=== THE EXERCISE ===
Count every line of the listing where the string "point" occurs, and reply with the count alone.

=== INFORMATION PROVIDED ===

============================================================

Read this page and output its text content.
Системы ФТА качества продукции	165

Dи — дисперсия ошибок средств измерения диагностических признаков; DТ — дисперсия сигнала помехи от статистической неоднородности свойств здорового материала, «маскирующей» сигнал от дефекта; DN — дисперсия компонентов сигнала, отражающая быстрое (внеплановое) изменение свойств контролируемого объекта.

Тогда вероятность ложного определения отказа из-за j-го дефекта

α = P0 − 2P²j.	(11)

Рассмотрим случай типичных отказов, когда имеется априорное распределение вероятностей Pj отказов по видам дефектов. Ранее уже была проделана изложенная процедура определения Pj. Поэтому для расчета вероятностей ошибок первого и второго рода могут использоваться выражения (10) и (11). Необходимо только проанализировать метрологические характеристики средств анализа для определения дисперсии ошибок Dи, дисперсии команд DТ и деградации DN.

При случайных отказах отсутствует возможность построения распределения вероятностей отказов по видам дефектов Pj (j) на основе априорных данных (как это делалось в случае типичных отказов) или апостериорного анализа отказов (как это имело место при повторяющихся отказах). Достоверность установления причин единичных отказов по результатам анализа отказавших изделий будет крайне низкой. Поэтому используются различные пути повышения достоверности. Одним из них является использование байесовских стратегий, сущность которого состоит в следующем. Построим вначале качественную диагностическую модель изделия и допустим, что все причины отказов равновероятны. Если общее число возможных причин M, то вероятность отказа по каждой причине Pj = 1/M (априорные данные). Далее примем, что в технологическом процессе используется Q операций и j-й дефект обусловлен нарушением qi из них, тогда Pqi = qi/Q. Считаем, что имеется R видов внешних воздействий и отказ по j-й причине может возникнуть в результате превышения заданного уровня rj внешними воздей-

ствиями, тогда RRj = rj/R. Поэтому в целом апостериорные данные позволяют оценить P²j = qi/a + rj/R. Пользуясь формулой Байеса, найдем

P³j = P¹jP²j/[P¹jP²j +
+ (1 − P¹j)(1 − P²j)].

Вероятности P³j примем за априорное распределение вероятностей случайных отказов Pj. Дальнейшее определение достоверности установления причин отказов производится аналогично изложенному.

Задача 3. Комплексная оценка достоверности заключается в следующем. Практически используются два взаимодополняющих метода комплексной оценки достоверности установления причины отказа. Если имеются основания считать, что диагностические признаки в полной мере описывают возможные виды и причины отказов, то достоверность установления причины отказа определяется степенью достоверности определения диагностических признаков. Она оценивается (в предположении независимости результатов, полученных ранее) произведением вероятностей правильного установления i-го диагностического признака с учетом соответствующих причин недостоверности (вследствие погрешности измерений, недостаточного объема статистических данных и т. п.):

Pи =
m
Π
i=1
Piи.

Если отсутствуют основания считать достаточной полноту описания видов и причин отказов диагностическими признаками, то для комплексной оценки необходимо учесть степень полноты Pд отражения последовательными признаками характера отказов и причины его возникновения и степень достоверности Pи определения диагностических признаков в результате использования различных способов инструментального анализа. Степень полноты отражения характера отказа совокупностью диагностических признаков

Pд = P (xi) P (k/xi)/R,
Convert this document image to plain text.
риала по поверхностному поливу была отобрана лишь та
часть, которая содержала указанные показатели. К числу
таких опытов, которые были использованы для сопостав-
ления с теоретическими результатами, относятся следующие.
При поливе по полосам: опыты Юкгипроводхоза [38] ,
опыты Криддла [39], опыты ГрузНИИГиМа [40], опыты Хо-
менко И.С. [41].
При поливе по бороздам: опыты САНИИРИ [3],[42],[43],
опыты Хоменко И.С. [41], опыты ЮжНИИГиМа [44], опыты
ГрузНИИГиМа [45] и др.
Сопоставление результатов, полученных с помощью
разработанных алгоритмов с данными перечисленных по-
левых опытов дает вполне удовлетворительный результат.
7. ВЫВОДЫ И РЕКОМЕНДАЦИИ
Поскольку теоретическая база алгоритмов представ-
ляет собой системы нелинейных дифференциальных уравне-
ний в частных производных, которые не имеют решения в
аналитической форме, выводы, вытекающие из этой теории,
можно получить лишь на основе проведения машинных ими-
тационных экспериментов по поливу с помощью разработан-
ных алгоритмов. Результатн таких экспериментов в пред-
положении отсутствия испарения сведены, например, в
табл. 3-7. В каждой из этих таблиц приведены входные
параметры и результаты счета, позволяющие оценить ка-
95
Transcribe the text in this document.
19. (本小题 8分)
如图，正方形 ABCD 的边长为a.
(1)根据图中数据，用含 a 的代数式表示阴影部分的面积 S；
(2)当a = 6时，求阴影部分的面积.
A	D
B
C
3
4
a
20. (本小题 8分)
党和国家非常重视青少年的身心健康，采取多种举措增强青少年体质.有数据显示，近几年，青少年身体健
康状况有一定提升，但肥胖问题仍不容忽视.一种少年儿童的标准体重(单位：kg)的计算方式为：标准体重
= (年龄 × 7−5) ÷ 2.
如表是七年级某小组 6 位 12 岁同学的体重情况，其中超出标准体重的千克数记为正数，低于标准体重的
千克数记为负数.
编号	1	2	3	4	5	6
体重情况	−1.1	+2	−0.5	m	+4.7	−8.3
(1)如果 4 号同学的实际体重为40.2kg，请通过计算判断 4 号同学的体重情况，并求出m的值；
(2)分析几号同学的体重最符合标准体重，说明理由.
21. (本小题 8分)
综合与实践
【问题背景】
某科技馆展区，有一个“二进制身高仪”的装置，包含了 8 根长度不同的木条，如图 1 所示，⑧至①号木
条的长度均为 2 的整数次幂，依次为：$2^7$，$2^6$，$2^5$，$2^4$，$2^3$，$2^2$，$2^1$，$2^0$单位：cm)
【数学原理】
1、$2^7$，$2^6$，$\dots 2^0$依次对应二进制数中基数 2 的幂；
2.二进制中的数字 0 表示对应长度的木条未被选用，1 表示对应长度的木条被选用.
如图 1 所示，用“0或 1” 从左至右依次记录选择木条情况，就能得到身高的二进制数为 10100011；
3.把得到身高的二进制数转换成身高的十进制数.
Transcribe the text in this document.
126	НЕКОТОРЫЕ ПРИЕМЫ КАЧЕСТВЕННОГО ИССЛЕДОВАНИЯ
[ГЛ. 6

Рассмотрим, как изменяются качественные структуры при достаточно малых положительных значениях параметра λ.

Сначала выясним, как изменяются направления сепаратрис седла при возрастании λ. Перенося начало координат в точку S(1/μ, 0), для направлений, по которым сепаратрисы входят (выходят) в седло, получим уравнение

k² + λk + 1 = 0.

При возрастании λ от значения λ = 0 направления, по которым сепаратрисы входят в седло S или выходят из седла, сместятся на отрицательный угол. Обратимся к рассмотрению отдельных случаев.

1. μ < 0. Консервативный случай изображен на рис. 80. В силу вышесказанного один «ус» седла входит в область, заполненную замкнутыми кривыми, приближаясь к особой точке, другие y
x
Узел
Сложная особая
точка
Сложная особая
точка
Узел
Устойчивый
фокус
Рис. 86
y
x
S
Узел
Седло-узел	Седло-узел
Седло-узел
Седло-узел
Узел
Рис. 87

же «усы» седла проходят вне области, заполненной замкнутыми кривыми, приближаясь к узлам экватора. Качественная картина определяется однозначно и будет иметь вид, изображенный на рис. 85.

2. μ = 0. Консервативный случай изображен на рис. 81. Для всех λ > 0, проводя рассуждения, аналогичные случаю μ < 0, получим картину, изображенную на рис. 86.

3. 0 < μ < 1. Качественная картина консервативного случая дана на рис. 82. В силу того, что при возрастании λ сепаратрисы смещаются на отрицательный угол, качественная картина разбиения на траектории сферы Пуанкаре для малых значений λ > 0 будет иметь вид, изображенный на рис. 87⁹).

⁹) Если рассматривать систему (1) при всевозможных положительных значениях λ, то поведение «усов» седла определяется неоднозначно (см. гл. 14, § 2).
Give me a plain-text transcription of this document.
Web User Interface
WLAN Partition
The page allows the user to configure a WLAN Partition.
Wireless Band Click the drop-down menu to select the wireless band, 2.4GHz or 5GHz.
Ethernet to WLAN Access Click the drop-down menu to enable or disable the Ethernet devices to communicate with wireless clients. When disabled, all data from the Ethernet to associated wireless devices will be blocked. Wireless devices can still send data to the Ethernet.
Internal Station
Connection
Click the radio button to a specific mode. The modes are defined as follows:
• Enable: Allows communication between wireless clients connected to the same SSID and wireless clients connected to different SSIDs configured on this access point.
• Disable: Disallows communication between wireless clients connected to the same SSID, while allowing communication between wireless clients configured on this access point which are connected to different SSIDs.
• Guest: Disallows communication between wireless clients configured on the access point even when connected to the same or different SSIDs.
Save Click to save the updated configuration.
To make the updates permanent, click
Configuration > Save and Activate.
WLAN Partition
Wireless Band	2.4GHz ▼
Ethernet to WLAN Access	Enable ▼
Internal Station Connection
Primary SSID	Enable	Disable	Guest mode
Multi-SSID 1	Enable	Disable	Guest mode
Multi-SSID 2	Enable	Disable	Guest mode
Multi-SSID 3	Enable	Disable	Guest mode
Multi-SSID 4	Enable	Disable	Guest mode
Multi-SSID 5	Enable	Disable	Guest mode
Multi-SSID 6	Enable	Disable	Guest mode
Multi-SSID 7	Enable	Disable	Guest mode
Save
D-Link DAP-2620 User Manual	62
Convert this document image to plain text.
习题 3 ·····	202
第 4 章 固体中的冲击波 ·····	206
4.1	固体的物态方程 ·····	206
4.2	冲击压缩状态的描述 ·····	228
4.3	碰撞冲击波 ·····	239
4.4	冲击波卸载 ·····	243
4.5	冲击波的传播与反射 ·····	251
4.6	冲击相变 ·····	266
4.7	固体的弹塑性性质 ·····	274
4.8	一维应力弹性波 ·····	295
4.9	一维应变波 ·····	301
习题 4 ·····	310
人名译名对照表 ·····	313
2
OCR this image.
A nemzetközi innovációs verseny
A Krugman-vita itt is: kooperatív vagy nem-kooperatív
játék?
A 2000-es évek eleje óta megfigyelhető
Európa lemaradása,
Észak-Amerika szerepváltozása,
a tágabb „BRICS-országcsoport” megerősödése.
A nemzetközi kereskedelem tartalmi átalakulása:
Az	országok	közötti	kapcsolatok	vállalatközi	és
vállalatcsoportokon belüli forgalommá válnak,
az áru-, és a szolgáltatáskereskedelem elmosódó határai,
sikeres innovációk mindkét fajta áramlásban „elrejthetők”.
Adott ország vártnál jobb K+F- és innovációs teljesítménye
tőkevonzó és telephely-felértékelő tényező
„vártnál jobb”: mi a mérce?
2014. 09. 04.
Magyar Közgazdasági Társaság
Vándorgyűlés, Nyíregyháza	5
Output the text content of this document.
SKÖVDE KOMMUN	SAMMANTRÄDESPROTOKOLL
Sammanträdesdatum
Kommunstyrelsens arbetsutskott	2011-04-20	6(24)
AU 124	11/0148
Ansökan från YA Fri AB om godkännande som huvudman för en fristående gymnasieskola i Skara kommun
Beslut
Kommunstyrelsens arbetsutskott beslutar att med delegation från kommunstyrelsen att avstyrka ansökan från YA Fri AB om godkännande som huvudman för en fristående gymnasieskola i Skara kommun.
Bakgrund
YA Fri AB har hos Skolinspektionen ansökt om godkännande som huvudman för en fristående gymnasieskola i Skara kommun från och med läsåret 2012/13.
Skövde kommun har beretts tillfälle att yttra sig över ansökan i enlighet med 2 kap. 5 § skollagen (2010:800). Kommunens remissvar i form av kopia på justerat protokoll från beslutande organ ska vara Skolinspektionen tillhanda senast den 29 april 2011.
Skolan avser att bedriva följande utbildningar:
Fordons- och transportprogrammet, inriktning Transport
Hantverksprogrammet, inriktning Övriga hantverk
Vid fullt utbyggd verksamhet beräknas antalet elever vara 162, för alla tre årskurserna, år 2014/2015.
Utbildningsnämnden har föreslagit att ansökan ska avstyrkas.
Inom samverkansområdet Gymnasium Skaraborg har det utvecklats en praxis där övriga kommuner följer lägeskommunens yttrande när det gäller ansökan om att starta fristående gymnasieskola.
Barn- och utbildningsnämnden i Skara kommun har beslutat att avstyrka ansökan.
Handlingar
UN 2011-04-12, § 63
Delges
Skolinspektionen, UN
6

============================================================

=== EXERCISE ANSWER ===
3